■ Description of the task ■
Extract the entries in their exact form.

■ Data records ■
────
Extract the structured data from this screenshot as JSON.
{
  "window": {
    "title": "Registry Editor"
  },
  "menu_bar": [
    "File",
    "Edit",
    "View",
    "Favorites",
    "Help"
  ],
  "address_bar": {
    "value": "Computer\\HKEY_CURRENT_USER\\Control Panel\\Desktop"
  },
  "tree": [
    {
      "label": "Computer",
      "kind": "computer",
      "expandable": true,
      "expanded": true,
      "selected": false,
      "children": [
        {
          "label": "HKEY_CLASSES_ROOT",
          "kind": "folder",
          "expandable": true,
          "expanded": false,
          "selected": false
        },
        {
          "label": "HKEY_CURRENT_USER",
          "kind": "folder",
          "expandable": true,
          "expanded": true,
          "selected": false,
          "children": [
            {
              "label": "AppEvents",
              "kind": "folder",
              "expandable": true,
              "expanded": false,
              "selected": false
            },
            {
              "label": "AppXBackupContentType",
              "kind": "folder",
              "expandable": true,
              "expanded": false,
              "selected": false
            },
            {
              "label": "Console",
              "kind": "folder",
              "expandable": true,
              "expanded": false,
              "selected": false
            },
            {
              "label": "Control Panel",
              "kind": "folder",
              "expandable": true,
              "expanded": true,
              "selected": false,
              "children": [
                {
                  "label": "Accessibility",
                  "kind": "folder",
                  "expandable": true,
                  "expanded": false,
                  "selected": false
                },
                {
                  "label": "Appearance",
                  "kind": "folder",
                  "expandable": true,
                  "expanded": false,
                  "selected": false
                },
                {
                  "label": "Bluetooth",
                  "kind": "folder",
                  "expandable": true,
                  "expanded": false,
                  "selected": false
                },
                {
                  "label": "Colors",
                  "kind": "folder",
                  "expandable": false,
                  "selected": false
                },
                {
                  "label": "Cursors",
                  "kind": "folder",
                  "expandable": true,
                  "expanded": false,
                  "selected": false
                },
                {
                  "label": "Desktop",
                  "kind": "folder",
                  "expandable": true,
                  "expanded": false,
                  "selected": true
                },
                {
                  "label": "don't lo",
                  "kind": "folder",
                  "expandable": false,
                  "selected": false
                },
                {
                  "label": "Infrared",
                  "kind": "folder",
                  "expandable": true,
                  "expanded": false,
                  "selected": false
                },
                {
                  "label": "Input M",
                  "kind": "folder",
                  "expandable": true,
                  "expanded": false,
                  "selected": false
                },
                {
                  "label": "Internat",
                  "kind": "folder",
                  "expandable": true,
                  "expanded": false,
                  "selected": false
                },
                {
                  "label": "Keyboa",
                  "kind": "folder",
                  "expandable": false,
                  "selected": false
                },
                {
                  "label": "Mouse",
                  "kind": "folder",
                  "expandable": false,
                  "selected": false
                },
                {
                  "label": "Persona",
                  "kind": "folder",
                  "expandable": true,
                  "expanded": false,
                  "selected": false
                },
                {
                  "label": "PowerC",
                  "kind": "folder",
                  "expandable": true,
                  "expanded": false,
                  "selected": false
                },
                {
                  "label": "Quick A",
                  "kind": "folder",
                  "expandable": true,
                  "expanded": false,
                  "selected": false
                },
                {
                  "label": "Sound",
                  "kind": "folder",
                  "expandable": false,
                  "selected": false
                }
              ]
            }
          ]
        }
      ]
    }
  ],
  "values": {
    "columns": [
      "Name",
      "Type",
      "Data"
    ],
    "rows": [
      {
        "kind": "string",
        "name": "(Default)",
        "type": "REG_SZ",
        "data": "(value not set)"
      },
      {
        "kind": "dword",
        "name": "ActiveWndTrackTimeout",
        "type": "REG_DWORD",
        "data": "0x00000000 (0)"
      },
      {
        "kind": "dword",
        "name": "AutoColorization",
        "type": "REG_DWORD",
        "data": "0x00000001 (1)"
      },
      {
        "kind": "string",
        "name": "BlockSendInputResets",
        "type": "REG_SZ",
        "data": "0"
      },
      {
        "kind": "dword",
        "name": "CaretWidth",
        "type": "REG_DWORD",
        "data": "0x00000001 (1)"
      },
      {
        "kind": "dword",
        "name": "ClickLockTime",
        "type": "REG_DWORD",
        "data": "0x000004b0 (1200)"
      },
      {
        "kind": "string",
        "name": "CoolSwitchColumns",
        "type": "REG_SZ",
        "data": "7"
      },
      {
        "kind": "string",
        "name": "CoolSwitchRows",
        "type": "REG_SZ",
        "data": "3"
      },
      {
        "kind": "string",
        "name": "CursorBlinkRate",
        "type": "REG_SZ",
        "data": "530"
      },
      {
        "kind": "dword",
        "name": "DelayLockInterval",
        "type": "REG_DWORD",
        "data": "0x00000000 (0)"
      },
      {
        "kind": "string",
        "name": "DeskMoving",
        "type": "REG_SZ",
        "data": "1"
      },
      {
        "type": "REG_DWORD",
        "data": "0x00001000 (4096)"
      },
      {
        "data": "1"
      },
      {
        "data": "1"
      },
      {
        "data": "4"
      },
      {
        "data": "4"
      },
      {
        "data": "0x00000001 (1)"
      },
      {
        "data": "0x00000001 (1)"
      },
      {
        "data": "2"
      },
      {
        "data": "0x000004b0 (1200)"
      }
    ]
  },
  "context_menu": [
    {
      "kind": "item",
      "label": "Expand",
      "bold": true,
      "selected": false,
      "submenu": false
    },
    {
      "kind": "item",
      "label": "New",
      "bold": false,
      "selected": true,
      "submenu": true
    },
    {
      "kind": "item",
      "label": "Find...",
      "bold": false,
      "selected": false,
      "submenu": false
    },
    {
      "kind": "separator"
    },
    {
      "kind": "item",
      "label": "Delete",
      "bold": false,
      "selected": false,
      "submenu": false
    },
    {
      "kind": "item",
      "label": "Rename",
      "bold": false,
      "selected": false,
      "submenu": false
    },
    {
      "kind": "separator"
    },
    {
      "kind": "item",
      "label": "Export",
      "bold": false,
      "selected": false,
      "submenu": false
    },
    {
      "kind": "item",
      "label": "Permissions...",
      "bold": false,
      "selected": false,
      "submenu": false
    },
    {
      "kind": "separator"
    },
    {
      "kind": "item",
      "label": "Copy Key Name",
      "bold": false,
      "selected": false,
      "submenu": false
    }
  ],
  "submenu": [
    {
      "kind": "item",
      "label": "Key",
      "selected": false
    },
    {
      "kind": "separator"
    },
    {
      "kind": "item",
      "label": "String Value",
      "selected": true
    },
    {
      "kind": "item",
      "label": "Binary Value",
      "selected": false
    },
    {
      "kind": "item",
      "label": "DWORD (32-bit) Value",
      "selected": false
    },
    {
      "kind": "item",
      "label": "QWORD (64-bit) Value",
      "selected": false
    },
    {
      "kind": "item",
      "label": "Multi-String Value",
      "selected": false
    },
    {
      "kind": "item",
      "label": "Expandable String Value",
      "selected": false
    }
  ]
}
────
■ Reply ■
Extract the structured data from this screenshot as JSON.
{
  "window": {
    "title": "Registry Editor"
  },
  "menu_bar": [
    "File",
    "Edit",
    "View",
    "Favorites",
    "Help"
  ],
  "address_bar": {
    "value": "Computer\\HKEY_CURRENT_USER\\Control Panel\\Desktop"
  },
  "tree": [
    {
      "label": "Computer",
      "kind": "computer",
      "expandable": true,
      "expanded": true,
      "selected": false,
      "children": [
        {
          "label": "HKEY_CLASSES_ROOT",
          "kind": "folder",
          "expandable": true,
          "expanded": false,
          "selected": false
        },
        {
          "label": "HKEY_CURRENT_USER",
          "kind": "folder",
          "expandable": true,
          "expanded": true,
          "selected": false,
          "children": [
            {
              "label": "AppEvents",
              "kind": "folder",
              "expandable": true,
              "expanded": false,
              "selected": false
            },
            {
              "label": "AppXBackupContentType",
              "kind": "folder",
              "expandable": true,
              "expanded": false,
              "selected": false
            },
            {
              "label": "Console",
              "kind": "folder",
              "expandable": true,
              "expanded": false,
              "selected": false
            },
            {
              "label": "Control Panel",
              "kind": "folder",
              "expandable": true,
              "expanded": true,
              "selected": false,
              "children": [
                {
                  "label": "Accessibility",
                  "kind": "folder",
                  "expandable": true,
                  "expanded": false,
                  "selected": false
                },
                {
                  "label": "Appearance",
                  "kind": "folder",
                  "expandable": true,
                  "expanded": false,
                  "selected": false
                },
                {
                  "label": "Bluetooth",
                  "kind": "folder",
                  "expandable": true,
                  "expanded": false,
                  "selected": false
                },
                {
                  "label": "Colors",
                  "kind": "folder",
                  "expandable": false,
                  "selected": false
                },
                {
                  "label": "Cursors",
                  "kind": "folder",
                  "expandable": true,
                  "expanded": false,
                  "selected": false
                },
                {
                  "label": "Desktop",
                  "kind": "folder",
                  "expandable": true,
                  "expanded": false,
                  "selected": true
                },
                {
                  "label": "don't lo",
                  "kind": "folder",
                  "expandable": false,
                  "selected": false
                },
                {
                  "label": "Infrared",
                  "kind": "folder",
                  "expandable": true,
                  "expanded": false,
                  "selected": false
                },
                {
                  "label": "Input M",
                  "kind": "folder",
                  "expandable": true,
                  "expanded": false,
                  "selected": false
                },
                {
                  "label": "Internat",
                  "kind": "folder",
                  "expandable": true,
                  "expanded": false,
                  "selected": false
                },
                {
                  "label": "Keyboa",
                  "kind": "folder",
                  "expandable": false,
                  "selected": false
                },
                {
                  "label": "Mouse",
                  "kind": "folder",
                  "expandable": false,
                  "selected": false
                },
                {
                  "label": "Persona",
                  "kind": "folder",
                  "expandable": true,
                  "expanded": false,
                  "selected": false
                },
                {
                  "label": "PowerC",
                  "kind": "folder",
                  "expandable": true,
                  "expanded": false,
                  "selected": false
                },
                {
                  "label": "Quick A",
                  "kind": "folder",
                  "expandable": true,
                  "expanded": false,
                  "selected": false
                },
                {
                  "label": "Sound",
                  "kind": "folder",
                  "expandable": false,
                  "selected": false
                }
              ]
            }
          ]
        }
      ]
    }
  ],
  "values": {
    "columns": [
      "Name",
      "Type",
      "Data"
    ],
    "rows": [
      {
        "kind": "string",
        "name": "(Default)",
        "type": "REG_SZ",
        "data": "(value not set)"
      },
      {
        "kind": "dword",
        "name": "ActiveWndTrackTimeout",
        "type": "REG_DWORD",
        "data": "0x00000000 (0)"
      },
      {
        "kind": "dword",
        "name": "AutoColorization",
        "type": "REG_DWORD",
        "data": "0x00000001 (1)"
      },
      {
        "kind": "string",
        "name": "BlockSendInputResets",
        "type": "REG_SZ",
        "data": "0"
      },
      {
        "kind": "dword",
        "name": "CaretWidth",
        "type": "REG_DWORD",
        "data": "0x00000001 (1)"
      },
      {
        "kind": "dword",
        "name": "ClickLockTime",
        "type": "REG_DWORD",
        "data": "0x000004b0 (1200)"
      },
      {
        "kind": "string",
        "name": "CoolSwitchColumns",
        "type": "REG_SZ",
        "data": "7"
      },
      {
        "kind": "string",
        "name": "CoolSwitchRows",
        "type": "REG_SZ",
        "data": "3"
      },
      {
        "kind": "string",
        "name": "CursorBlinkRate",
        "type": "REG_SZ",
        "data": "530"
      },
      {
        "kind": "dword",
        "name": "DelayLockInterval",
        "type": "REG_DWORD",
        "data": "0x00000000 (0)"
      },
      {
        "kind": "string",
        "name": "DeskMoving",
        "type": "REG_SZ",
        "data": "1"
      },
      {
        "type": "REG_DWORD",
        "data": "0x00001000 (4096)"
      },
      {
        "data": "1"
      },
      {
        "data": "1"
      },
      {
        "data": "4"
      },
      {
        "data": "4"
      },
      {
        "data": "0x00000001 (1)"
      },
      {
        "data": "0x00000001 (1)"
      },
      {
        "data": "2"
      },
      {
        "data": "0x000004b0 (1200)"
      }
    ]
  },
  "context_menu": [
    {
      "kind": "item",
      "label": "Expand",
      "bold": true,
      "selected": false,
      "submenu": false
    },
    {
      "kind": "item",
      "label": "New",
      "bold": false,
      "selected": true,
      "submenu": true
    },
    {
      "kind": "item",
      "label": "Find...",
      "bold": false,
      "selected": false,
      "submenu": false
    },
    {
      "kind": "separator"
    },
    {
      "kind": "item",
      "label": "Delete",
      "bold": false,
      "selected": false,
      "submenu": false
    },
    {
      "kind": "item",
      "label": "Rename",
      "bold": false,
      "selected": false,
      "submenu": false
    },
    {
      "kind": "separator"
    },
    {
      "kind": "item",
      "label": "Export",
      "bold": false,
      "selected": false,
      "submenu": false
    },
    {
      "kind": "item",
      "label": "Permissions...",
      "bold": false,
      "selected": false,
      "submenu": false
    },
    {
      "kind": "separator"
    },
    {
      "kind": "item",
      "label": "Copy Key Name",
      "bold": false,
      "selected": false,
      "submenu": false
    }
  ],
  "submenu": [
    {
      "kind": "item",
      "label": "Key",
      "selected": false
    },
    {
      "kind": "separator"
    },
    {
      "kind": "item",
      "label": "String Value",
      "selected": true
    },
    {
      "kind": "item",
      "label": "Binary Value",
      "selected": false
    },
    {
      "kind": "item",
      "label": "DWORD (32-bit) Value",
      "selected": false
    },
    {
      "kind": "item",
      "label": "QWORD (64-bit) Value",
      "selected": false
    },
    {
      "kind": "item",
      "label": "Multi-String Value",
      "selected": false
    },
    {
      "kind": "item",
      "label": "Expandable String Value",
      "selected": false
    }
  ]
}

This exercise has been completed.